# GOAL:
Select lines where the word "yatay" appears.

-- RECORDS PROVIDED start --

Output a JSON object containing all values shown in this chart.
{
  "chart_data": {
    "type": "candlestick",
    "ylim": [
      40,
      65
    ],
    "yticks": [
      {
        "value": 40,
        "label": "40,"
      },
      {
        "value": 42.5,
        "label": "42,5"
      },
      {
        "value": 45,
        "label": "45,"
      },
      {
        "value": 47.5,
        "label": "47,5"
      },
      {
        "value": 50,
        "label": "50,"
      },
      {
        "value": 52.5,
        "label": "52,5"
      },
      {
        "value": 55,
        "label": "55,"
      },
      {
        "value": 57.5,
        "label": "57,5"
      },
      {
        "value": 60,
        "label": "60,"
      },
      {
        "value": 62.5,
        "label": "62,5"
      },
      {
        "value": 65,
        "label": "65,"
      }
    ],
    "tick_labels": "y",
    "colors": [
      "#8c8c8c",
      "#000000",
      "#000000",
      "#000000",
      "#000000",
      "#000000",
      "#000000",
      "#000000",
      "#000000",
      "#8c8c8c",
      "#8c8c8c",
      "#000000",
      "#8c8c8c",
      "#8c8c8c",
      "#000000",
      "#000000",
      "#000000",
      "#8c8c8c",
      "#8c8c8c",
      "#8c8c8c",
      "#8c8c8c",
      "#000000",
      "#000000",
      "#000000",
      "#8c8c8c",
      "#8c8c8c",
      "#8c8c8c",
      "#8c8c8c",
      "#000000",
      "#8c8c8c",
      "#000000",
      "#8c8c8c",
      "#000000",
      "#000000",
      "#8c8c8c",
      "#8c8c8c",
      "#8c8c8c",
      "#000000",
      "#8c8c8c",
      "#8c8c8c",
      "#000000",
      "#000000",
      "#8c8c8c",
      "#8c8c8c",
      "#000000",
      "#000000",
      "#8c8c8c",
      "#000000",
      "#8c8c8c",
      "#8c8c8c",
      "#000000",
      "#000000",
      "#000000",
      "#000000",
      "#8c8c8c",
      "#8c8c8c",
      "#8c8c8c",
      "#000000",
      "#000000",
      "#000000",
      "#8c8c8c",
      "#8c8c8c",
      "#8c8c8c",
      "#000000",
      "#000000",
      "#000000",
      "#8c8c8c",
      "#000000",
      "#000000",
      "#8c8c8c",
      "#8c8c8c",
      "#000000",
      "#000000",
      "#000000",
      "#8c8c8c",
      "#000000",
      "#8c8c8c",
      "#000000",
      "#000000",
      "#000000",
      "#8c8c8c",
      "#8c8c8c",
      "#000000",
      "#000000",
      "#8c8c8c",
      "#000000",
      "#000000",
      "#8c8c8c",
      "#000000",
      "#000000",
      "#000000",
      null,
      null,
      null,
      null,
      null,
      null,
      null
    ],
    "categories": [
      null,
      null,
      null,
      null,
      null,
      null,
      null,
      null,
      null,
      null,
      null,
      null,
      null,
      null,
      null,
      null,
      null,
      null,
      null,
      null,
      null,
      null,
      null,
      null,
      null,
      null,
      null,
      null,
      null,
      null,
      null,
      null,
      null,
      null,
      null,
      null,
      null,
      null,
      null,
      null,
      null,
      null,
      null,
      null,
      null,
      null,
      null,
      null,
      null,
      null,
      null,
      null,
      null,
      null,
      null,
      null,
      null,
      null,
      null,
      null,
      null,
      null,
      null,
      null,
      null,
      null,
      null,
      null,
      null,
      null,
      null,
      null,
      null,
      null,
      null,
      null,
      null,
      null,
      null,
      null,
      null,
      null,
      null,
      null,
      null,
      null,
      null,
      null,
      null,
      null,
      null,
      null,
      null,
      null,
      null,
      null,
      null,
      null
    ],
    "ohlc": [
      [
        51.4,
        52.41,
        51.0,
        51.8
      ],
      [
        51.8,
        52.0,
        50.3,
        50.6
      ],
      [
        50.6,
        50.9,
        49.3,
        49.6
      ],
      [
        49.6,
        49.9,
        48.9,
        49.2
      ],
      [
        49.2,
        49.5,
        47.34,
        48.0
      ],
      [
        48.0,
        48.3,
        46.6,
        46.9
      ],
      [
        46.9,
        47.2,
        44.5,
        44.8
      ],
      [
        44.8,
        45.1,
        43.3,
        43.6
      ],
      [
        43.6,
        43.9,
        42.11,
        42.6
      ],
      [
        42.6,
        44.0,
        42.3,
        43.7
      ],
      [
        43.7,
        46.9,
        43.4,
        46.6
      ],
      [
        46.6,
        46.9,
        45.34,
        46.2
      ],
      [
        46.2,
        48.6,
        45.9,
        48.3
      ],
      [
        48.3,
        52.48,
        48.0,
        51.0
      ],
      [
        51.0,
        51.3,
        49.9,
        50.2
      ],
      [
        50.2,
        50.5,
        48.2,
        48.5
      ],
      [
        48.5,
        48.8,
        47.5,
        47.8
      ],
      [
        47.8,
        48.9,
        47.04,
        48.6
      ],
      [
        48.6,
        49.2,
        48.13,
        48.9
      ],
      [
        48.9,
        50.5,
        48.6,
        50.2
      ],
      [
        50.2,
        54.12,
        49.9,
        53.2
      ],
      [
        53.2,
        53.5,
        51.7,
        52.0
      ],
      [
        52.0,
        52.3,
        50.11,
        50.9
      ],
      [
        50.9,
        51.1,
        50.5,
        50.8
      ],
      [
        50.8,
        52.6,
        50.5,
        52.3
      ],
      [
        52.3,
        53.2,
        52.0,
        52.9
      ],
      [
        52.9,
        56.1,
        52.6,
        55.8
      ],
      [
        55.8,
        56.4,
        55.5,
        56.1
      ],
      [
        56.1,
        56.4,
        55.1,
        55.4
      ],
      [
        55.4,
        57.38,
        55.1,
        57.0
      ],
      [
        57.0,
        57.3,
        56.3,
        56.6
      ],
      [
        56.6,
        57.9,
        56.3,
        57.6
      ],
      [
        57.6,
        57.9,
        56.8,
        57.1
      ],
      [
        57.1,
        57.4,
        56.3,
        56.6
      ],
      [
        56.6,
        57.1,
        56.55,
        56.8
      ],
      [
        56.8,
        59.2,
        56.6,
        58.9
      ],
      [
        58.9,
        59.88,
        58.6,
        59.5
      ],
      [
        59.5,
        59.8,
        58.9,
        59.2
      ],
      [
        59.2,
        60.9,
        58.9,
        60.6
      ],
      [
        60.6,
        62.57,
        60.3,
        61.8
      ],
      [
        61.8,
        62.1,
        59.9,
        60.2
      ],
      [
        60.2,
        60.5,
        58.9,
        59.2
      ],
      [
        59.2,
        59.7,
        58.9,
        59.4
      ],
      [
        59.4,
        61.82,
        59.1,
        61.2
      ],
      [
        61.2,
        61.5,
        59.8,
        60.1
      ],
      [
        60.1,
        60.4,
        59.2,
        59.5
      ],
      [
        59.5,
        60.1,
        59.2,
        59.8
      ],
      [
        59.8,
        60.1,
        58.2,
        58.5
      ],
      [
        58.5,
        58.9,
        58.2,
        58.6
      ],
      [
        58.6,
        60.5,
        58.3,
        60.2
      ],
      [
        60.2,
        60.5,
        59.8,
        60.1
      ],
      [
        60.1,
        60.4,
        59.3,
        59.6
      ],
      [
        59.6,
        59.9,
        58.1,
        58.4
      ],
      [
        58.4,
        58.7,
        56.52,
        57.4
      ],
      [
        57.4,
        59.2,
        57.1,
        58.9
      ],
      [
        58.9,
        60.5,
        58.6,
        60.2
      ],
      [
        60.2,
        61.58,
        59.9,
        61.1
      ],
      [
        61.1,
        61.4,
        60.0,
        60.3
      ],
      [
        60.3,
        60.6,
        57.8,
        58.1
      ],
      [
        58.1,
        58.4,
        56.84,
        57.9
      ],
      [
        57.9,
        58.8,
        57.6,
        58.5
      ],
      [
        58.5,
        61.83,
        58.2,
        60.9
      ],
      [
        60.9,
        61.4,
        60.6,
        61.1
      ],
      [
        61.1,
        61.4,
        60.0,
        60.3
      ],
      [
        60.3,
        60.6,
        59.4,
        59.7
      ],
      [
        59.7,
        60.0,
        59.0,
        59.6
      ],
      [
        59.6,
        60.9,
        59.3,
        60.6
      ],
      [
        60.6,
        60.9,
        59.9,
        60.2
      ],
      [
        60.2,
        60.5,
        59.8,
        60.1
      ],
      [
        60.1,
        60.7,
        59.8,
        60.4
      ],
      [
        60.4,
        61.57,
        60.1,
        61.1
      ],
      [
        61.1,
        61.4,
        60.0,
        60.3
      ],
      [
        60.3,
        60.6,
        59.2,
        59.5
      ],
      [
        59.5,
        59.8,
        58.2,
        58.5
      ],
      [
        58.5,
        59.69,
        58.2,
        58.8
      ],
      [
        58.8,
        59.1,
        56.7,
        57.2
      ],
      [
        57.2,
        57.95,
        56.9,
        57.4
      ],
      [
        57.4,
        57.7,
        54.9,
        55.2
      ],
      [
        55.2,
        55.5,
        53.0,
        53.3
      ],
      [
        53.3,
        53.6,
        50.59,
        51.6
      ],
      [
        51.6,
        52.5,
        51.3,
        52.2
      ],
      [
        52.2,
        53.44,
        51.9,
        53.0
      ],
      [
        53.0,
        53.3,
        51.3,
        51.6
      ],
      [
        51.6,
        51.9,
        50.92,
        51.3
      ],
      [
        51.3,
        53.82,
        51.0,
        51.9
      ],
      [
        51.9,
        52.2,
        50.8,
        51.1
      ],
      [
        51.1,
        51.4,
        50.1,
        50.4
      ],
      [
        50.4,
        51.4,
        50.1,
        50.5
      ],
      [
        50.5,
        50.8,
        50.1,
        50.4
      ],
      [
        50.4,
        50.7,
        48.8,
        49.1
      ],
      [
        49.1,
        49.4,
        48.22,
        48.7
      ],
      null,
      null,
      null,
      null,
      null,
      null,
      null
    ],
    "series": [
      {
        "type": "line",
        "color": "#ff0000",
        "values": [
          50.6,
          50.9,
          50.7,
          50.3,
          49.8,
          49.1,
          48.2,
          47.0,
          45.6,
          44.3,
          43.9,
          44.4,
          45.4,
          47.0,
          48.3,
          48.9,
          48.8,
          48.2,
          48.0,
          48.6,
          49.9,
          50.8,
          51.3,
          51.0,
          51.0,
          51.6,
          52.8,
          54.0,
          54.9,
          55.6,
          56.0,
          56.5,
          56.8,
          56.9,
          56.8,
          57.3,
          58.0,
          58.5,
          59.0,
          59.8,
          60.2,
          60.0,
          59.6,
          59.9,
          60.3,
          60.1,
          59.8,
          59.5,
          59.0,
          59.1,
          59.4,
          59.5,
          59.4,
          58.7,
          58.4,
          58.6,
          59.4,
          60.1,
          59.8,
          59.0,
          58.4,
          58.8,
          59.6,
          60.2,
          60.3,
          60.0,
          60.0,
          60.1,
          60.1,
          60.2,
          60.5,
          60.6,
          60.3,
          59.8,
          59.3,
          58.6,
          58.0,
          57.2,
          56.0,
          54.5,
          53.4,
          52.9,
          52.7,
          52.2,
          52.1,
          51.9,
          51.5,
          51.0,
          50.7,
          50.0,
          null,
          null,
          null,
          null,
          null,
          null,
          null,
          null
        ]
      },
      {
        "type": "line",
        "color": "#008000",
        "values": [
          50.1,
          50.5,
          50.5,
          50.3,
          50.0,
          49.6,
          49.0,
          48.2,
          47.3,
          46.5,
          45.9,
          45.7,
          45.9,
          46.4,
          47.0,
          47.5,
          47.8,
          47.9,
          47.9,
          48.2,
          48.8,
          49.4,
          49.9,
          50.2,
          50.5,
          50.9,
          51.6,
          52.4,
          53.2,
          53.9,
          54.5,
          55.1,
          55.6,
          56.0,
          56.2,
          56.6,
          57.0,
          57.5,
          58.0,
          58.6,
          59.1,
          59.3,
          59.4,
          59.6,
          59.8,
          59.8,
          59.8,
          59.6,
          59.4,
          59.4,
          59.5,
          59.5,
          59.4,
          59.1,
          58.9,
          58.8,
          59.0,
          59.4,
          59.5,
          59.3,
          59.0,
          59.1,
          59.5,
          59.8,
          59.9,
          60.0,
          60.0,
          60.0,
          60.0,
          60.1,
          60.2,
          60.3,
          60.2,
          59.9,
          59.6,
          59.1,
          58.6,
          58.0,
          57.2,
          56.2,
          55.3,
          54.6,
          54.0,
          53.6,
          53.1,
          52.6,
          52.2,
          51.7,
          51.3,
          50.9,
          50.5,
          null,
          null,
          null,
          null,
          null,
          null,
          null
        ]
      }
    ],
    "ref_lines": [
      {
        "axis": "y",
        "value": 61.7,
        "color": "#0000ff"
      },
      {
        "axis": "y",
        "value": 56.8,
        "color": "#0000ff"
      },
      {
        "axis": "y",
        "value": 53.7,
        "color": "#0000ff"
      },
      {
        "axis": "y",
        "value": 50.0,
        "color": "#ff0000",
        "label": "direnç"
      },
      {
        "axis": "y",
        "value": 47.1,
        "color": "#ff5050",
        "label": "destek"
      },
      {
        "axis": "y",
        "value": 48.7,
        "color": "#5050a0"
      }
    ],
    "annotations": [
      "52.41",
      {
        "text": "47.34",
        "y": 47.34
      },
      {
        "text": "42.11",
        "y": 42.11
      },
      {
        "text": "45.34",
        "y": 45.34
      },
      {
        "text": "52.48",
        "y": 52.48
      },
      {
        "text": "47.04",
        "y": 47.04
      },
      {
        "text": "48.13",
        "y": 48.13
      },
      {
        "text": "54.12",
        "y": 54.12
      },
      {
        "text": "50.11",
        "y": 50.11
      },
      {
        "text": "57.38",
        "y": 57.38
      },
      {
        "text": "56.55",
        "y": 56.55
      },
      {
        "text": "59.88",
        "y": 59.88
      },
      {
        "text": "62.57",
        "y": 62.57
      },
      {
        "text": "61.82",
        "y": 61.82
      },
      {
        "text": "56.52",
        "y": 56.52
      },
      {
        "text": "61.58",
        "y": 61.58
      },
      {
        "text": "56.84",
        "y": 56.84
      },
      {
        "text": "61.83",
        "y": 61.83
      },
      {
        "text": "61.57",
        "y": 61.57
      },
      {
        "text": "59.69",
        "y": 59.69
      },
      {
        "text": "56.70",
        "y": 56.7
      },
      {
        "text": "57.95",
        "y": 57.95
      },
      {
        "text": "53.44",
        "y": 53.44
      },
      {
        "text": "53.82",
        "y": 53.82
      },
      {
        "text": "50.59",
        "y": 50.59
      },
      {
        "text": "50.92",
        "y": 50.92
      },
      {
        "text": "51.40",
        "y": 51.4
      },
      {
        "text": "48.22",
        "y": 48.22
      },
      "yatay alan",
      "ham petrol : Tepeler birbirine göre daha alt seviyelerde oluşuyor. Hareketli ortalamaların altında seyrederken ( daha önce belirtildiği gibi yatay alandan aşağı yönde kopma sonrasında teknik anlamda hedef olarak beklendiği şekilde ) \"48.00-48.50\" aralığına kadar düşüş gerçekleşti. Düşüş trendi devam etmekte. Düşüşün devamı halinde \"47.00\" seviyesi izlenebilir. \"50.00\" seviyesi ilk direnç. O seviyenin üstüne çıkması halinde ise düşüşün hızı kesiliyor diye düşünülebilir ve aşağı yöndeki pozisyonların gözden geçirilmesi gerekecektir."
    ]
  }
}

-- RECORDS PROVIDED end --

# SOLUTION TO THE PROBLEM:
      "yatay alan",
      "ham petrol : Tepeler birbirine göre daha alt seviyelerde oluşuyor. Hareketli ortalamaların altında seyrederken ( daha önce belirtildiği gibi yatay alandan aşağı yönde kopma sonrasında teknik anlamda hedef olarak beklendiği şekilde ) \"48.00-48.50\" aralığına kadar düşüş gerçekleşti. Düşüş trendi devam etmekte. Düşüşün devamı halinde \"47.00\" seviyesi izlenebilir. \"50.00\" seviyesi ilk direnç. O seviyenin üstüne çıkması halinde ise düşüşün hızı kesiliyor diye düşünülebilir ve aşağı yöndeki pozisyonların gözden geçirilmesi gerekecektir."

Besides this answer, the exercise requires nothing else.